***** Data extract *****
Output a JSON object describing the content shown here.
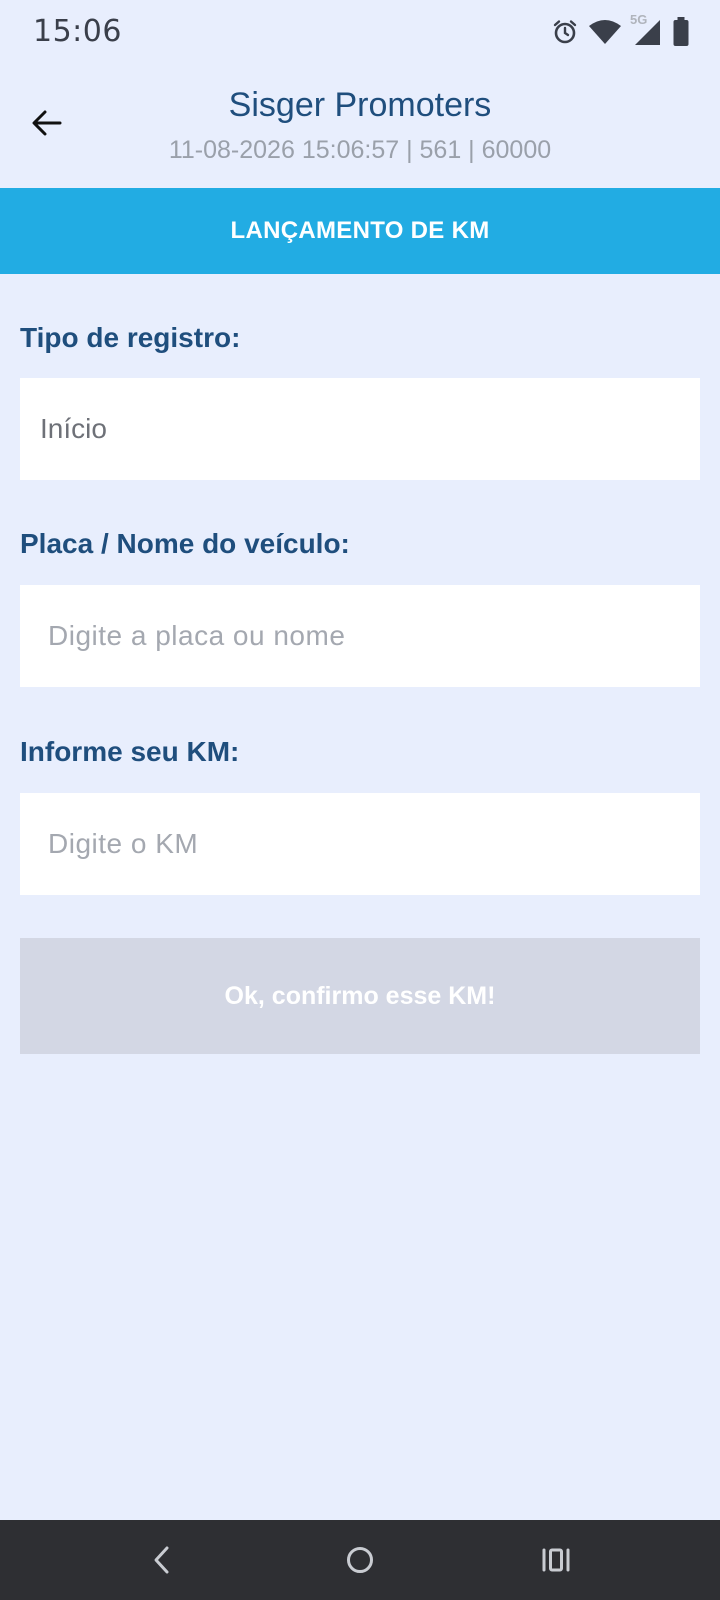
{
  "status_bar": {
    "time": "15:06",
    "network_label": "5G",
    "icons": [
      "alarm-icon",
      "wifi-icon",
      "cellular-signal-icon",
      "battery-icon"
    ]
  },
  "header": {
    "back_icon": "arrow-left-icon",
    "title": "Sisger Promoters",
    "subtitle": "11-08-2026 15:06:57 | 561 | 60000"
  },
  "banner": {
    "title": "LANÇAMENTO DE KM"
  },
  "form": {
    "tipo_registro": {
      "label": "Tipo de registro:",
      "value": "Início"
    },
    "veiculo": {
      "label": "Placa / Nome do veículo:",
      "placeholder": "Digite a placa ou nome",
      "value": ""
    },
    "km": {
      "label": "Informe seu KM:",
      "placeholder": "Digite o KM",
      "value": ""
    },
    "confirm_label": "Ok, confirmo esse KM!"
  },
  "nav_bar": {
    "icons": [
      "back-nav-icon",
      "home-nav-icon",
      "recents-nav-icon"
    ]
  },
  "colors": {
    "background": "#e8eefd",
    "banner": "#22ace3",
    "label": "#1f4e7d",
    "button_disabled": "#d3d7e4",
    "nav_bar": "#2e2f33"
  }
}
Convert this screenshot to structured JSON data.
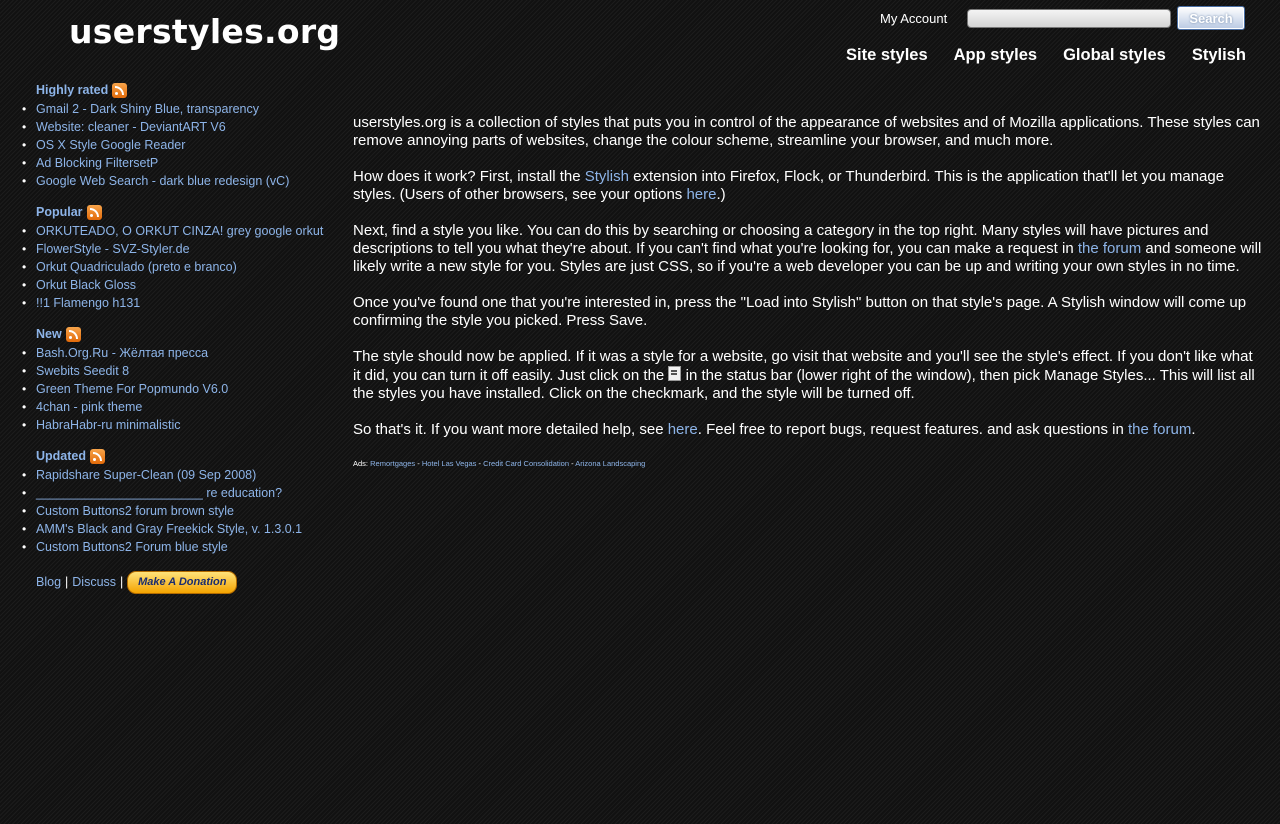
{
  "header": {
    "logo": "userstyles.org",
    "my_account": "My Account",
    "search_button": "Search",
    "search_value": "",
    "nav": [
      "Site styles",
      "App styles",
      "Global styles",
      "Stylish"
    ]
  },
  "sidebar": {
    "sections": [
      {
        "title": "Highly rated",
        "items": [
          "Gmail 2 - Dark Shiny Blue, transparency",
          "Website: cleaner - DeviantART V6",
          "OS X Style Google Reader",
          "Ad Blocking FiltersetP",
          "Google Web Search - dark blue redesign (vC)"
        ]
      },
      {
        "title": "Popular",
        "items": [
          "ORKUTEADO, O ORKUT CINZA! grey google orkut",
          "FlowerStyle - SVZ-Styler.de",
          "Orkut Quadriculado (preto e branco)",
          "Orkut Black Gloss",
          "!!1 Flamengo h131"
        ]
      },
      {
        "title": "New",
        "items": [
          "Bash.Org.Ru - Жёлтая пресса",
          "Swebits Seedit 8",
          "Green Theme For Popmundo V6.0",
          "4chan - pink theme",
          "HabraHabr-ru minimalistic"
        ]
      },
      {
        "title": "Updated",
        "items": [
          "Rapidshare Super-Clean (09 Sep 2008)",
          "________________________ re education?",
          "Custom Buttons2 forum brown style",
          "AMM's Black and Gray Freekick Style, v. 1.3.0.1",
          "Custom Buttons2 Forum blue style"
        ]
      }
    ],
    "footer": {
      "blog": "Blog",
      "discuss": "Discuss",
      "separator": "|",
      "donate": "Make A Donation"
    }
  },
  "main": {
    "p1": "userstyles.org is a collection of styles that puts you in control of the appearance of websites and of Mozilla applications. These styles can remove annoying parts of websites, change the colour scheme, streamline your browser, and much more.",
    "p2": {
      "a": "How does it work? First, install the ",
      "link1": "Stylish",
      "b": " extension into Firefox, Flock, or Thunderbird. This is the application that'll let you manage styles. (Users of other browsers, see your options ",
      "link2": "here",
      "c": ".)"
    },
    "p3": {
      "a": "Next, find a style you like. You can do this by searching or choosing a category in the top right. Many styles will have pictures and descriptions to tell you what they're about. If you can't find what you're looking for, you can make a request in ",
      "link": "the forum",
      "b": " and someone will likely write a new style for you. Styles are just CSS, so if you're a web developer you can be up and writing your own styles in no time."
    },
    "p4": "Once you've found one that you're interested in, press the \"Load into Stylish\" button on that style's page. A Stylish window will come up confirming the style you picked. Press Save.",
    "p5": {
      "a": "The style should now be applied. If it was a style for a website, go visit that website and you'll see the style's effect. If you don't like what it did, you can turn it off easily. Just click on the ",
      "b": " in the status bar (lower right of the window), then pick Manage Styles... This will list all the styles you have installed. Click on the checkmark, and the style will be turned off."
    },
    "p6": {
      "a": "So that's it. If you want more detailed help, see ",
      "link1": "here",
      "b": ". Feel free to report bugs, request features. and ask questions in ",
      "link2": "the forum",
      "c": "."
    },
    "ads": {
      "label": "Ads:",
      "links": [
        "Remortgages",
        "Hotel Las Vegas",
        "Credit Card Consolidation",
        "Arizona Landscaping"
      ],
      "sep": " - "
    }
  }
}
*****
***** Data extract *****
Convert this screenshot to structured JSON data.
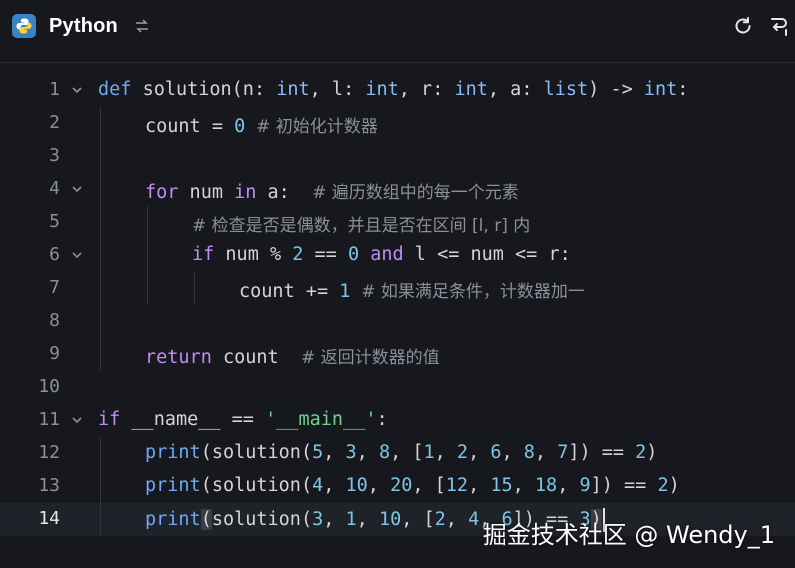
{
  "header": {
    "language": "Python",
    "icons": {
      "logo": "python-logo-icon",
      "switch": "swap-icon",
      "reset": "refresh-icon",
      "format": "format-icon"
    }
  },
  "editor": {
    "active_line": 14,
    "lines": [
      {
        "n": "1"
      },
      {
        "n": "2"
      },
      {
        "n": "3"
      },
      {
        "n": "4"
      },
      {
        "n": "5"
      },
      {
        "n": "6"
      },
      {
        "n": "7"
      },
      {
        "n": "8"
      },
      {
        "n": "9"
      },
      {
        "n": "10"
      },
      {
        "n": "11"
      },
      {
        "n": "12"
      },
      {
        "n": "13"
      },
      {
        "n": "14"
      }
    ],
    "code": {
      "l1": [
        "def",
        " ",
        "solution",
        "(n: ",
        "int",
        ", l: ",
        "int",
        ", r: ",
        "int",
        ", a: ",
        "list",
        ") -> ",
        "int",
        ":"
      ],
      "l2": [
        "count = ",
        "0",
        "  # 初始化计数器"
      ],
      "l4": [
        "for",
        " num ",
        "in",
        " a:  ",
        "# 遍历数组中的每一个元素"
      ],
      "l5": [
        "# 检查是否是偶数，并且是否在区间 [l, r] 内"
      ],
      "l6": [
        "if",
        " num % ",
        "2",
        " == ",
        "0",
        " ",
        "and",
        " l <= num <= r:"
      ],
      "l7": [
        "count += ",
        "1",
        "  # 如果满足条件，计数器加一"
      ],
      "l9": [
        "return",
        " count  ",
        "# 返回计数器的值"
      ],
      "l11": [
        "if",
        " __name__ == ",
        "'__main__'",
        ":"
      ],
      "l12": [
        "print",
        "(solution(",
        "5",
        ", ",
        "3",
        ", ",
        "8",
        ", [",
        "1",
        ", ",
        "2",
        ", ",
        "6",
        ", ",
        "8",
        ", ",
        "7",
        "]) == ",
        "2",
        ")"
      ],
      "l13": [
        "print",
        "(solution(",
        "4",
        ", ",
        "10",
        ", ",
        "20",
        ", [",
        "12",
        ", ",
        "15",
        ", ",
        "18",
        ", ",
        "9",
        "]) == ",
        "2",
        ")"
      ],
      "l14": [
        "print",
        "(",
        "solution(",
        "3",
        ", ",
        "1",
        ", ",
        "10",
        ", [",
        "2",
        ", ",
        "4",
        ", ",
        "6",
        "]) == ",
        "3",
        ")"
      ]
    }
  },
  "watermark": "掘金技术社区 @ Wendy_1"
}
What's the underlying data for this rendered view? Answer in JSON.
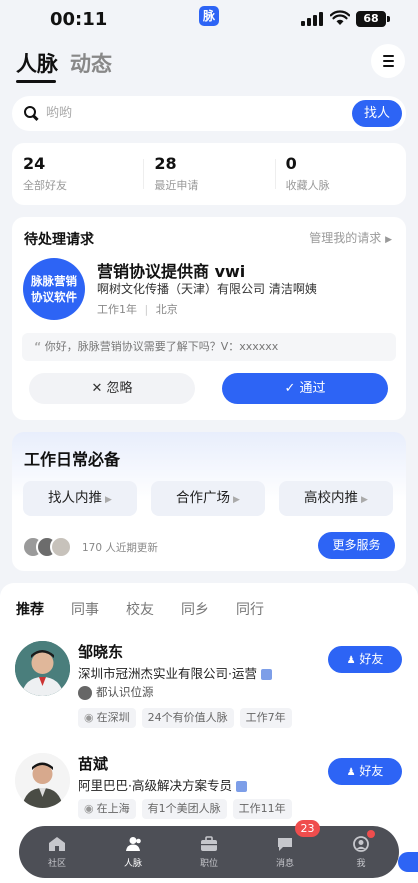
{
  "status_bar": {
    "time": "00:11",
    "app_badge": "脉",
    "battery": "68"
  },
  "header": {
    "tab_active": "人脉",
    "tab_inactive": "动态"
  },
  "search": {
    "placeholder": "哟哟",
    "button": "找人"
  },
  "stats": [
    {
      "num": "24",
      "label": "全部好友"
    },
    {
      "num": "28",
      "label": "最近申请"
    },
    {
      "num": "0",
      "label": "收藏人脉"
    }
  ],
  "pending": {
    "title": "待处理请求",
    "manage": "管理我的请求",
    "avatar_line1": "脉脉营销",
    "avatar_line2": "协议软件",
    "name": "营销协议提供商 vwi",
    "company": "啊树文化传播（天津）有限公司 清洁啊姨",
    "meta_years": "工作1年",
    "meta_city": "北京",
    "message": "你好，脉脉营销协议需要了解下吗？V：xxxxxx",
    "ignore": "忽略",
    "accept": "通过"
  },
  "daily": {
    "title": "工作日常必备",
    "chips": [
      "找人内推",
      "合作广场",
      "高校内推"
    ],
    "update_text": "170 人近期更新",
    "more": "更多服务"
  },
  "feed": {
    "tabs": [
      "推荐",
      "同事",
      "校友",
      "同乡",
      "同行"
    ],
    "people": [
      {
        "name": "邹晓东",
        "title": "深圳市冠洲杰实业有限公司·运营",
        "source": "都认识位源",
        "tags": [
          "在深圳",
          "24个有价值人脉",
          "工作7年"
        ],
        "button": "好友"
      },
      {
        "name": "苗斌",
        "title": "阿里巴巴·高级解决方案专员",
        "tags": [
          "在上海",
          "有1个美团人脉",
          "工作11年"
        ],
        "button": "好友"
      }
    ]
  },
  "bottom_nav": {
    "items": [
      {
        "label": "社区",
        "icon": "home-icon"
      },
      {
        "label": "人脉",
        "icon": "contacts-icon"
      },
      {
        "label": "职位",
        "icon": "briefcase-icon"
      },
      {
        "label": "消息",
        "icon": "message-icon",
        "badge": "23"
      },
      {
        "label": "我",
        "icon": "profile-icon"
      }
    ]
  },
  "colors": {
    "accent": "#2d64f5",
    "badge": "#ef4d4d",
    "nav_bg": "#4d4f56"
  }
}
*****
***** Data extract *****
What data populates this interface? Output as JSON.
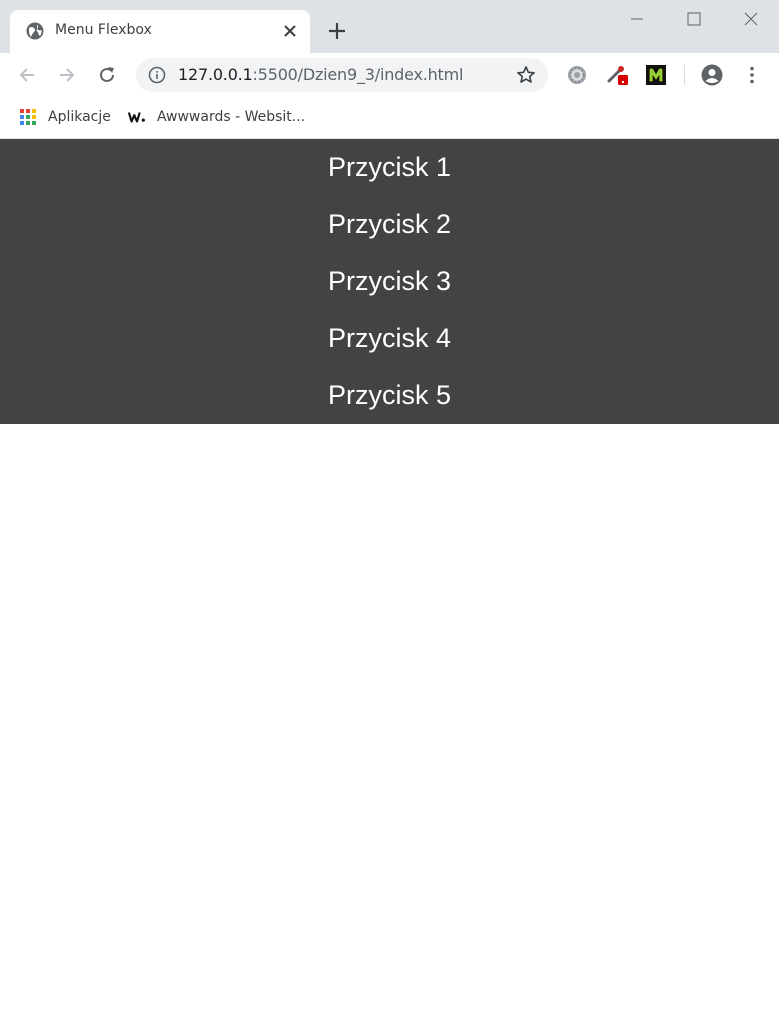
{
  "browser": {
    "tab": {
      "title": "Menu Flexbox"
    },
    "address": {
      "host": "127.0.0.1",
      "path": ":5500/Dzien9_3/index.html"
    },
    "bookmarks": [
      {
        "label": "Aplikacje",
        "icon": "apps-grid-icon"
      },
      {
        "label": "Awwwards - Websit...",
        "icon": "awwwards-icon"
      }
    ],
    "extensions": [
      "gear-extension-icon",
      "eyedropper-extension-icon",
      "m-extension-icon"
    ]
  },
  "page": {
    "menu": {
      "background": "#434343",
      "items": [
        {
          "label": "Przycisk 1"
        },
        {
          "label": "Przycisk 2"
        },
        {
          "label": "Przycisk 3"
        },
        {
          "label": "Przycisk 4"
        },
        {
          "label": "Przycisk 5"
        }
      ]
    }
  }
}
*****
▶ [What this task involves]:
Find and copy every line in the entries above where the string "Przycisk" occurs.

▶ [Solution to this exercise]:
          "label": "Przycisk 1"
          "label": "Przycisk 2"
          "label": "Przycisk 3"
          "label": "Przycisk 4"
          "label": "Przycisk 5"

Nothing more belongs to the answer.